EXERCISE PROMPT: Write out the entries again exactly as they are given.

DATA ROWS:
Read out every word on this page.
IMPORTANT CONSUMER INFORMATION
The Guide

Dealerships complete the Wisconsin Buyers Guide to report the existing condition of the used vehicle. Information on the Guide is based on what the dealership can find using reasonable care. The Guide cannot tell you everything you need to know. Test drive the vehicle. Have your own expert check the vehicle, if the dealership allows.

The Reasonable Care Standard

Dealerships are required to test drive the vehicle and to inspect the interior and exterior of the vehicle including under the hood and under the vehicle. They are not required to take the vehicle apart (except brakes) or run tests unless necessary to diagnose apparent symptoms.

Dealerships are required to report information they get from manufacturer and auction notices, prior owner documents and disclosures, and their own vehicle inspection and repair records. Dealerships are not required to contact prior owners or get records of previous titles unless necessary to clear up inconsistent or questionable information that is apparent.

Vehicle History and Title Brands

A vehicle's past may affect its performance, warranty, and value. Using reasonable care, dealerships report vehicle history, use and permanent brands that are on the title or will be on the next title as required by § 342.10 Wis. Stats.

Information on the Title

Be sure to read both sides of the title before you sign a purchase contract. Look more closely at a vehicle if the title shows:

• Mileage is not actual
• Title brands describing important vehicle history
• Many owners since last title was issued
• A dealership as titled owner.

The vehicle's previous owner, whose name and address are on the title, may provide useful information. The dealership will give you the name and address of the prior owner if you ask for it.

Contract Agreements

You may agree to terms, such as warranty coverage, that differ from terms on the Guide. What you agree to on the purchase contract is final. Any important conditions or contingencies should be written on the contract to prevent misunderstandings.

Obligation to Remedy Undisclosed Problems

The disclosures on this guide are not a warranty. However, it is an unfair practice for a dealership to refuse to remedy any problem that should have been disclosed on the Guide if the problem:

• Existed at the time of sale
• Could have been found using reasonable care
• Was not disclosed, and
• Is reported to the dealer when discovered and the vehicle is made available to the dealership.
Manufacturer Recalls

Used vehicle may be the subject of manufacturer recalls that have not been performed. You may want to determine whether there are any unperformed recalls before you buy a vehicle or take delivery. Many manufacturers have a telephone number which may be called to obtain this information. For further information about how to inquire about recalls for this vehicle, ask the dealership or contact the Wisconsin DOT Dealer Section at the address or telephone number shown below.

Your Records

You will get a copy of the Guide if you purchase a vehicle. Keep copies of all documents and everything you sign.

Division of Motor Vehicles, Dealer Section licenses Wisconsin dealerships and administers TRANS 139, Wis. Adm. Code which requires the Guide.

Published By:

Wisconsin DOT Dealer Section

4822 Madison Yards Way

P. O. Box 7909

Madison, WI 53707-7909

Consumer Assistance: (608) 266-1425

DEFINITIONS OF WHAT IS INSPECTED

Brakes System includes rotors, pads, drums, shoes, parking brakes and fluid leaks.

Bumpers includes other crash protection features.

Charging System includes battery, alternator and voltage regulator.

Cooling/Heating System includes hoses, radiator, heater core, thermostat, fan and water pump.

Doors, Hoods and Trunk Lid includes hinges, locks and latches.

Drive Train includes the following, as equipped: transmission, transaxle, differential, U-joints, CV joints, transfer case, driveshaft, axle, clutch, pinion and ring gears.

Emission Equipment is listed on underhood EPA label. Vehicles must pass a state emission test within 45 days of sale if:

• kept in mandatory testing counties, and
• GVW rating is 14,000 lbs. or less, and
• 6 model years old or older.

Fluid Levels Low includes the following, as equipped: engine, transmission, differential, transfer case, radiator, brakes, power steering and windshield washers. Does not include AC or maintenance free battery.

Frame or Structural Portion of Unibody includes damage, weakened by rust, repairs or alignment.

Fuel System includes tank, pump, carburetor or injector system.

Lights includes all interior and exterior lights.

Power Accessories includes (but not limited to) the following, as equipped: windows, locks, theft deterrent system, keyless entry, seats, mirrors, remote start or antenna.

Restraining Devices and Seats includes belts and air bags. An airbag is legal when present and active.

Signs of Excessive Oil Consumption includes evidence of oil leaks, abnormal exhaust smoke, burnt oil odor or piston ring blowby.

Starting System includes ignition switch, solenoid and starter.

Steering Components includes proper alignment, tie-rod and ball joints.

WORKED ANSWER:
Read out every word on this page.
IMPORTANT CONSUMER INFORMATION
The Guide

Dealerships complete the Wisconsin Buyers Guide to report the existing condition of the used vehicle. Information on the Guide is based on what the dealership can find using reasonable care. The Guide cannot tell you everything you need to know. Test drive the vehicle. Have your own expert check the vehicle, if the dealership allows.

The Reasonable Care Standard

Dealerships are required to test drive the vehicle and to inspect the interior and exterior of the vehicle including under the hood and under the vehicle. They are not required to take the vehicle apart (except brakes) or run tests unless necessary to diagnose apparent symptoms.

Dealerships are required to report information they get from manufacturer and auction notices, prior owner documents and disclosures, and their own vehicle inspection and repair records. Dealerships are not required to contact prior owners or get records of previous titles unless necessary to clear up inconsistent or questionable information that is apparent.

Vehicle History and Title Brands

A vehicle's past may affect its performance, warranty, and value. Using reasonable care, dealerships report vehicle history, use and permanent brands that are on the title or will be on the next title as required by § 342.10 Wis. Stats.

Information on the Title

Be sure to read both sides of the title before you sign a purchase contract. Look more closely at a vehicle if the title shows:

• Mileage is not actual
• Title brands describing important vehicle history
• Many owners since last title was issued
• A dealership as titled owner.

The vehicle's previous owner, whose name and address are on the title, may provide useful information. The dealership will give you the name and address of the prior owner if you ask for it.

Contract Agreements

You may agree to terms, such as warranty coverage, that differ from terms on the Guide. What you agree to on the purchase contract is final. Any important conditions or contingencies should be written on the contract to prevent misunderstandings.

Obligation to Remedy Undisclosed Problems

The disclosures on this guide are not a warranty. However, it is an unfair practice for a dealership to refuse to remedy any problem that should have been disclosed on the Guide if the problem:

• Existed at the time of sale
• Could have been found using reasonable care
• Was not disclosed, and
• Is reported to the dealer when discovered and the vehicle is made available to the dealership.
Manufacturer Recalls

Used vehicle may be the subject of manufacturer recalls that have not been performed. You may want to determine whether there are any unperformed recalls before you buy a vehicle or take delivery. Many manufacturers have a telephone number which may be called to obtain this information. For further information about how to inquire about recalls for this vehicle, ask the dealership or contact the Wisconsin DOT Dealer Section at the address or telephone number shown below.

Your Records

You will get a copy of the Guide if you purchase a vehicle. Keep copies of all documents and everything you sign.

Division of Motor Vehicles, Dealer Section licenses Wisconsin dealerships and administers TRANS 139, Wis. Adm. Code which requires the Guide.

Published By:

Wisconsin DOT Dealer Section

4822 Madison Yards Way

P. O. Box 7909

Madison, WI 53707-7909

Consumer Assistance: (608) 266-1425

DEFINITIONS OF WHAT IS INSPECTED

Brakes System includes rotors, pads, drums, shoes, parking brakes and fluid leaks.

Bumpers includes other crash protection features.

Charging System includes battery, alternator and voltage regulator.

Cooling/Heating System includes hoses, radiator, heater core, thermostat, fan and water pump.

Doors, Hoods and Trunk Lid includes hinges, locks and latches.

Drive Train includes the following, as equipped: transmission, transaxle, differential, U-joints, CV joints, transfer case, driveshaft, axle, clutch, pinion and ring gears.

Emission Equipment is listed on underhood EPA label. Vehicles must pass a state emission test within 45 days of sale if:

• kept in mandatory testing counties, and
• GVW rating is 14,000 lbs. or less, and
• 6 model years old or older.

Fluid Levels Low includes the following, as equipped: engine, transmission, differential, transfer case, radiator, brakes, power steering and windshield washers. Does not include AC or maintenance free battery.

Frame or Structural Portion of Unibody includes damage, weakened by rust, repairs or alignment.

Fuel System includes tank, pump, carburetor or injector system.

Lights includes all interior and exterior lights.

Power Accessories includes (but not limited to) the following, as equipped: windows, locks, theft deterrent system, keyless entry, seats, mirrors, remote start or antenna.

Restraining Devices and Seats includes belts and air bags. An airbag is legal when present and active.

Signs of Excessive Oil Consumption includes evidence of oil leaks, abnormal exhaust smoke, burnt oil odor or piston ring blowby.

Starting System includes ignition switch, solenoid and starter.

Steering Components includes proper alignment, tie-rod and ball joints.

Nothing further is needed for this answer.